>> Begin Data supplied

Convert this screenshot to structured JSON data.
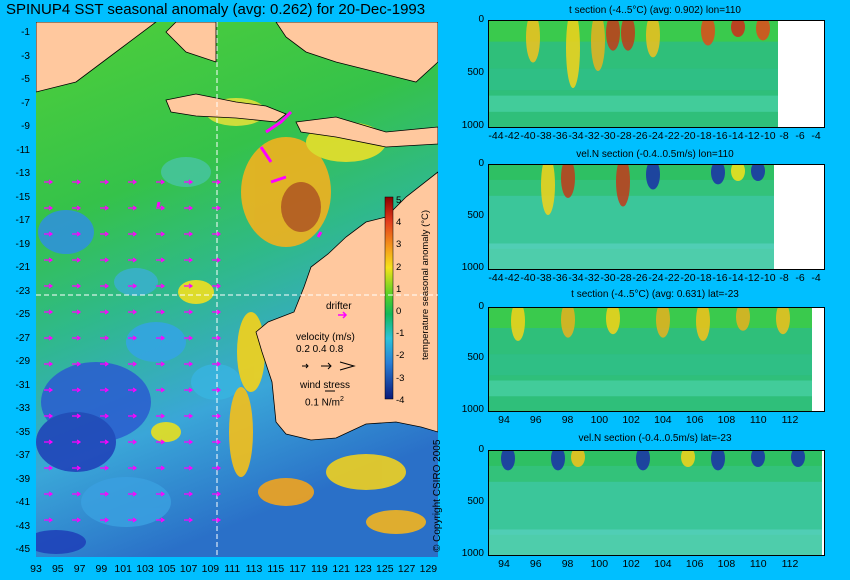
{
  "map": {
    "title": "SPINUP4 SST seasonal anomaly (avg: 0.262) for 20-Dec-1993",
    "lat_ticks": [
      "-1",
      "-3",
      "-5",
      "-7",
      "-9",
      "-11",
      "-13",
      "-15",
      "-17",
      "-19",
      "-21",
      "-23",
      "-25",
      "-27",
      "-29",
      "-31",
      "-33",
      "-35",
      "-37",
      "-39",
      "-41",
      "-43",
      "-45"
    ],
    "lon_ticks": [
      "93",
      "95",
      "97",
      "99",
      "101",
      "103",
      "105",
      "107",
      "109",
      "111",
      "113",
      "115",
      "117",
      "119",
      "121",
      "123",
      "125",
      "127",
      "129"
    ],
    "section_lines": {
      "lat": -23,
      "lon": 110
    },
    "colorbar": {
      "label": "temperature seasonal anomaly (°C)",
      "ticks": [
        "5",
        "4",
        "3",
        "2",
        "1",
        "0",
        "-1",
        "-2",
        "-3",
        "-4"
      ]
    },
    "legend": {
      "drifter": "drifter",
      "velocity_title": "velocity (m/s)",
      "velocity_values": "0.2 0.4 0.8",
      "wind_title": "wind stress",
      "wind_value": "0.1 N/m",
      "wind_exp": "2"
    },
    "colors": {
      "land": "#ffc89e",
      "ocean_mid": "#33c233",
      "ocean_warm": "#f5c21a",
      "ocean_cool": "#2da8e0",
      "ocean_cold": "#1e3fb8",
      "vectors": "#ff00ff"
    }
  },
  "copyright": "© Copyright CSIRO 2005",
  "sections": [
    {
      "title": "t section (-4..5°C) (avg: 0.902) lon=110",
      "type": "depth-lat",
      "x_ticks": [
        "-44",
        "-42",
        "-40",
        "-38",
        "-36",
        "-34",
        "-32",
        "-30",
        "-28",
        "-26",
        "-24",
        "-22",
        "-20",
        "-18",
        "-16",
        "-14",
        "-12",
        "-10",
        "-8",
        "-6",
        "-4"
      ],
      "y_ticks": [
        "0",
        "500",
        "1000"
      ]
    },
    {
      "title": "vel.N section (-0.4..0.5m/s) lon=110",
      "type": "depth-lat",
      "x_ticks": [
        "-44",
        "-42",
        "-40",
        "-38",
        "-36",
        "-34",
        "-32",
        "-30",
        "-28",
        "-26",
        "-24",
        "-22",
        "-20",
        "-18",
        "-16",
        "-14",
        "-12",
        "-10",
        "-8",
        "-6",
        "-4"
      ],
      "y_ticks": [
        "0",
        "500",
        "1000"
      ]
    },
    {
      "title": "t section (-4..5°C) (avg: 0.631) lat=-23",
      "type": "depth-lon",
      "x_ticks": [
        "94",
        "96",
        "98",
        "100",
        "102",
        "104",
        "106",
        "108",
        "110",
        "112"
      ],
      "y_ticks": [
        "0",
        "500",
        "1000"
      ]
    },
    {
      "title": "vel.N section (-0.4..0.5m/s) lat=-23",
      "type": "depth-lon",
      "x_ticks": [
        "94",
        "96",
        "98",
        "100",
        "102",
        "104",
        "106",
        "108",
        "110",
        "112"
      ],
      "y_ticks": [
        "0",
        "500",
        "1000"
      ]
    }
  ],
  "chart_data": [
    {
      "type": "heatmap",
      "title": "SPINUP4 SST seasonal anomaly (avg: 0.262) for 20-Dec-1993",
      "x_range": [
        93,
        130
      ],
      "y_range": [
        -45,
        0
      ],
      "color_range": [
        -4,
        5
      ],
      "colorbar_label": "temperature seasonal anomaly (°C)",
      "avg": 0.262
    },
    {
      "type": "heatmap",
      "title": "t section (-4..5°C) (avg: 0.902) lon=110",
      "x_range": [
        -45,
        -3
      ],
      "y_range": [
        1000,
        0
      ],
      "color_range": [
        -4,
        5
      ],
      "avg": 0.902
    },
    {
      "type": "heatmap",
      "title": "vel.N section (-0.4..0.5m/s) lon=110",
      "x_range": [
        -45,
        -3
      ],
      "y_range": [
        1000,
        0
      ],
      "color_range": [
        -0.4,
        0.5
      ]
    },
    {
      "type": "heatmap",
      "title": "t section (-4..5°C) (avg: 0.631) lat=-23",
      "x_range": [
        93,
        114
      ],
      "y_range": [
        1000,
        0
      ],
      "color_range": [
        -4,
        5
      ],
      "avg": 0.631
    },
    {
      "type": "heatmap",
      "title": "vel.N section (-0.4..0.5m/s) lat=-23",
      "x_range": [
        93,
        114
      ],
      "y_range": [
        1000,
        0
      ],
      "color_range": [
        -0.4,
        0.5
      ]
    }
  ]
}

>> End Data supplied

**What the task asks**
Every record gets retyped exactly; no picture goes into the copy.

**Solution to this problem**
Convert this screenshot to structured JSON data.
{
  "map": {
    "title": "SPINUP4 SST seasonal anomaly (avg: 0.262) for 20-Dec-1993",
    "lat_ticks": [
      "-1",
      "-3",
      "-5",
      "-7",
      "-9",
      "-11",
      "-13",
      "-15",
      "-17",
      "-19",
      "-21",
      "-23",
      "-25",
      "-27",
      "-29",
      "-31",
      "-33",
      "-35",
      "-37",
      "-39",
      "-41",
      "-43",
      "-45"
    ],
    "lon_ticks": [
      "93",
      "95",
      "97",
      "99",
      "101",
      "103",
      "105",
      "107",
      "109",
      "111",
      "113",
      "115",
      "117",
      "119",
      "121",
      "123",
      "125",
      "127",
      "129"
    ],
    "section_lines": {
      "lat": -23,
      "lon": 110
    },
    "colorbar": {
      "label": "temperature seasonal anomaly (°C)",
      "ticks": [
        "5",
        "4",
        "3",
        "2",
        "1",
        "0",
        "-1",
        "-2",
        "-3",
        "-4"
      ]
    },
    "legend": {
      "drifter": "drifter",
      "velocity_title": "velocity (m/s)",
      "velocity_values": "0.2 0.4 0.8",
      "wind_title": "wind stress",
      "wind_value": "0.1 N/m",
      "wind_exp": "2"
    },
    "colors": {
      "land": "#ffc89e",
      "ocean_mid": "#33c233",
      "ocean_warm": "#f5c21a",
      "ocean_cool": "#2da8e0",
      "ocean_cold": "#1e3fb8",
      "vectors": "#ff00ff"
    }
  },
  "copyright": "© Copyright CSIRO 2005",
  "sections": [
    {
      "title": "t section (-4..5°C) (avg: 0.902) lon=110",
      "type": "depth-lat",
      "x_ticks": [
        "-44",
        "-42",
        "-40",
        "-38",
        "-36",
        "-34",
        "-32",
        "-30",
        "-28",
        "-26",
        "-24",
        "-22",
        "-20",
        "-18",
        "-16",
        "-14",
        "-12",
        "-10",
        "-8",
        "-6",
        "-4"
      ],
      "y_ticks": [
        "0",
        "500",
        "1000"
      ]
    },
    {
      "title": "vel.N section (-0.4..0.5m/s) lon=110",
      "type": "depth-lat",
      "x_ticks": [
        "-44",
        "-42",
        "-40",
        "-38",
        "-36",
        "-34",
        "-32",
        "-30",
        "-28",
        "-26",
        "-24",
        "-22",
        "-20",
        "-18",
        "-16",
        "-14",
        "-12",
        "-10",
        "-8",
        "-6",
        "-4"
      ],
      "y_ticks": [
        "0",
        "500",
        "1000"
      ]
    },
    {
      "title": "t section (-4..5°C) (avg: 0.631) lat=-23",
      "type": "depth-lon",
      "x_ticks": [
        "94",
        "96",
        "98",
        "100",
        "102",
        "104",
        "106",
        "108",
        "110",
        "112"
      ],
      "y_ticks": [
        "0",
        "500",
        "1000"
      ]
    },
    {
      "title": "vel.N section (-0.4..0.5m/s) lat=-23",
      "type": "depth-lon",
      "x_ticks": [
        "94",
        "96",
        "98",
        "100",
        "102",
        "104",
        "106",
        "108",
        "110",
        "112"
      ],
      "y_ticks": [
        "0",
        "500",
        "1000"
      ]
    }
  ],
  "chart_data": [
    {
      "type": "heatmap",
      "title": "SPINUP4 SST seasonal anomaly (avg: 0.262) for 20-Dec-1993",
      "x_range": [
        93,
        130
      ],
      "y_range": [
        -45,
        0
      ],
      "color_range": [
        -4,
        5
      ],
      "colorbar_label": "temperature seasonal anomaly (°C)",
      "avg": 0.262
    },
    {
      "type": "heatmap",
      "title": "t section (-4..5°C) (avg: 0.902) lon=110",
      "x_range": [
        -45,
        -3
      ],
      "y_range": [
        1000,
        0
      ],
      "color_range": [
        -4,
        5
      ],
      "avg": 0.902
    },
    {
      "type": "heatmap",
      "title": "vel.N section (-0.4..0.5m/s) lon=110",
      "x_range": [
        -45,
        -3
      ],
      "y_range": [
        1000,
        0
      ],
      "color_range": [
        -0.4,
        0.5
      ]
    },
    {
      "type": "heatmap",
      "title": "t section (-4..5°C) (avg: 0.631) lat=-23",
      "x_range": [
        93,
        114
      ],
      "y_range": [
        1000,
        0
      ],
      "color_range": [
        -4,
        5
      ],
      "avg": 0.631
    },
    {
      "type": "heatmap",
      "title": "vel.N section (-0.4..0.5m/s) lat=-23",
      "x_range": [
        93,
        114
      ],
      "y_range": [
        1000,
        0
      ],
      "color_range": [
        -0.4,
        0.5
      ]
    }
  ]
}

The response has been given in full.